Begin Extracted records

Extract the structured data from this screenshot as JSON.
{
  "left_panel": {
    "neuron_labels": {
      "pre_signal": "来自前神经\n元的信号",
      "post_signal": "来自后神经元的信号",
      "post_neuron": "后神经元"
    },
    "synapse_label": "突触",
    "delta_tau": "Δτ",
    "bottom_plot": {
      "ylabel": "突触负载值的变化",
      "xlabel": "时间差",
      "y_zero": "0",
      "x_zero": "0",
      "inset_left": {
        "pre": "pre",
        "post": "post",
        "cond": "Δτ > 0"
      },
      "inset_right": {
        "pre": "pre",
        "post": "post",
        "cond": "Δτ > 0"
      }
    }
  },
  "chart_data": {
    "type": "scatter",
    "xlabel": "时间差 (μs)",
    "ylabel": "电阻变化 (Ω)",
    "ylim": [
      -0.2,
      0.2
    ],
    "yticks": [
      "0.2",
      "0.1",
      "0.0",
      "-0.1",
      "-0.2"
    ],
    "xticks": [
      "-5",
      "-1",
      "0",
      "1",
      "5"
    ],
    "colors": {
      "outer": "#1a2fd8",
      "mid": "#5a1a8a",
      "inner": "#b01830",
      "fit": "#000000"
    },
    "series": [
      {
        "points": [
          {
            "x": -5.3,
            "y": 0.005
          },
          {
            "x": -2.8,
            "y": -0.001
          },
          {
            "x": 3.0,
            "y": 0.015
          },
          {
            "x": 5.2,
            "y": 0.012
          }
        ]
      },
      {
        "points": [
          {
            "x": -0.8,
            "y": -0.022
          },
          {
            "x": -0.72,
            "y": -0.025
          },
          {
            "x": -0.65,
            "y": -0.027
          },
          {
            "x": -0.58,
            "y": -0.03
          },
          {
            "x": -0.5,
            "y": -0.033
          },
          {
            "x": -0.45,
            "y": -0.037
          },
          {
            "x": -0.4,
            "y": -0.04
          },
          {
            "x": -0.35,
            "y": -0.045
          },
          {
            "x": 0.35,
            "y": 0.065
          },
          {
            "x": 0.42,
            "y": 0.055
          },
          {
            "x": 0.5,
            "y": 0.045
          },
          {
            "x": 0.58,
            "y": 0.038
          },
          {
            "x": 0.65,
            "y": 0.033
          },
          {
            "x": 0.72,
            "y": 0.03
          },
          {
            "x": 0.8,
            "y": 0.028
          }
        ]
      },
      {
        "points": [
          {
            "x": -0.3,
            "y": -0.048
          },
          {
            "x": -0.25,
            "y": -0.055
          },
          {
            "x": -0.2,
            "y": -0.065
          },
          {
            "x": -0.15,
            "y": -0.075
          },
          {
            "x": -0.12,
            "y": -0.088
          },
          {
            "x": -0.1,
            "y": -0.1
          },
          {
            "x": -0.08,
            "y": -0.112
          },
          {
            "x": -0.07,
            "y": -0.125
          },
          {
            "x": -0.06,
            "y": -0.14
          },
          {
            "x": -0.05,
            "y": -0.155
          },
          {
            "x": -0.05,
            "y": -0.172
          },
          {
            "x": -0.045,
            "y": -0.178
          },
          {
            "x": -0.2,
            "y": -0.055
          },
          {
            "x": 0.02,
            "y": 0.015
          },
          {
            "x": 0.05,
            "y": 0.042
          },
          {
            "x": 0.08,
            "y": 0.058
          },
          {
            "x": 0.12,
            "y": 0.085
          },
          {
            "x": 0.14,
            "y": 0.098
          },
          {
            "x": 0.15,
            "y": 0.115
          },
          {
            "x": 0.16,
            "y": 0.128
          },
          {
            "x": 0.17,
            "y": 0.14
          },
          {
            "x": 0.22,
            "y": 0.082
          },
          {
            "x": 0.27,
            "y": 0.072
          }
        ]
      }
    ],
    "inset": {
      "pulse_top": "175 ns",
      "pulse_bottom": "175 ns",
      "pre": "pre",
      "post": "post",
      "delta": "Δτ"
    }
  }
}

End Extracted records

Repeat all the records. Match each line exactly.

▸ **Answer to the task**:
Extract the structured data from this screenshot as JSON.
{
  "left_panel": {
    "neuron_labels": {
      "pre_signal": "来自前神经\n元的信号",
      "post_signal": "来自后神经元的信号",
      "post_neuron": "后神经元"
    },
    "synapse_label": "突触",
    "delta_tau": "Δτ",
    "bottom_plot": {
      "ylabel": "突触负载值的变化",
      "xlabel": "时间差",
      "y_zero": "0",
      "x_zero": "0",
      "inset_left": {
        "pre": "pre",
        "post": "post",
        "cond": "Δτ > 0"
      },
      "inset_right": {
        "pre": "pre",
        "post": "post",
        "cond": "Δτ > 0"
      }
    }
  },
  "chart_data": {
    "type": "scatter",
    "xlabel": "时间差 (μs)",
    "ylabel": "电阻变化 (Ω)",
    "ylim": [
      -0.2,
      0.2
    ],
    "yticks": [
      "0.2",
      "0.1",
      "0.0",
      "-0.1",
      "-0.2"
    ],
    "xticks": [
      "-5",
      "-1",
      "0",
      "1",
      "5"
    ],
    "colors": {
      "outer": "#1a2fd8",
      "mid": "#5a1a8a",
      "inner": "#b01830",
      "fit": "#000000"
    },
    "series": [
      {
        "points": [
          {
            "x": -5.3,
            "y": 0.005
          },
          {
            "x": -2.8,
            "y": -0.001
          },
          {
            "x": 3.0,
            "y": 0.015
          },
          {
            "x": 5.2,
            "y": 0.012
          }
        ]
      },
      {
        "points": [
          {
            "x": -0.8,
            "y": -0.022
          },
          {
            "x": -0.72,
            "y": -0.025
          },
          {
            "x": -0.65,
            "y": -0.027
          },
          {
            "x": -0.58,
            "y": -0.03
          },
          {
            "x": -0.5,
            "y": -0.033
          },
          {
            "x": -0.45,
            "y": -0.037
          },
          {
            "x": -0.4,
            "y": -0.04
          },
          {
            "x": -0.35,
            "y": -0.045
          },
          {
            "x": 0.35,
            "y": 0.065
          },
          {
            "x": 0.42,
            "y": 0.055
          },
          {
            "x": 0.5,
            "y": 0.045
          },
          {
            "x": 0.58,
            "y": 0.038
          },
          {
            "x": 0.65,
            "y": 0.033
          },
          {
            "x": 0.72,
            "y": 0.03
          },
          {
            "x": 0.8,
            "y": 0.028
          }
        ]
      },
      {
        "points": [
          {
            "x": -0.3,
            "y": -0.048
          },
          {
            "x": -0.25,
            "y": -0.055
          },
          {
            "x": -0.2,
            "y": -0.065
          },
          {
            "x": -0.15,
            "y": -0.075
          },
          {
            "x": -0.12,
            "y": -0.088
          },
          {
            "x": -0.1,
            "y": -0.1
          },
          {
            "x": -0.08,
            "y": -0.112
          },
          {
            "x": -0.07,
            "y": -0.125
          },
          {
            "x": -0.06,
            "y": -0.14
          },
          {
            "x": -0.05,
            "y": -0.155
          },
          {
            "x": -0.05,
            "y": -0.172
          },
          {
            "x": -0.045,
            "y": -0.178
          },
          {
            "x": -0.2,
            "y": -0.055
          },
          {
            "x": 0.02,
            "y": 0.015
          },
          {
            "x": 0.05,
            "y": 0.042
          },
          {
            "x": 0.08,
            "y": 0.058
          },
          {
            "x": 0.12,
            "y": 0.085
          },
          {
            "x": 0.14,
            "y": 0.098
          },
          {
            "x": 0.15,
            "y": 0.115
          },
          {
            "x": 0.16,
            "y": 0.128
          },
          {
            "x": 0.17,
            "y": 0.14
          },
          {
            "x": 0.22,
            "y": 0.082
          },
          {
            "x": 0.27,
            "y": 0.072
          }
        ]
      }
    ],
    "inset": {
      "pulse_top": "175 ns",
      "pulse_bottom": "175 ns",
      "pre": "pre",
      "post": "post",
      "delta": "Δτ"
    }
  }
}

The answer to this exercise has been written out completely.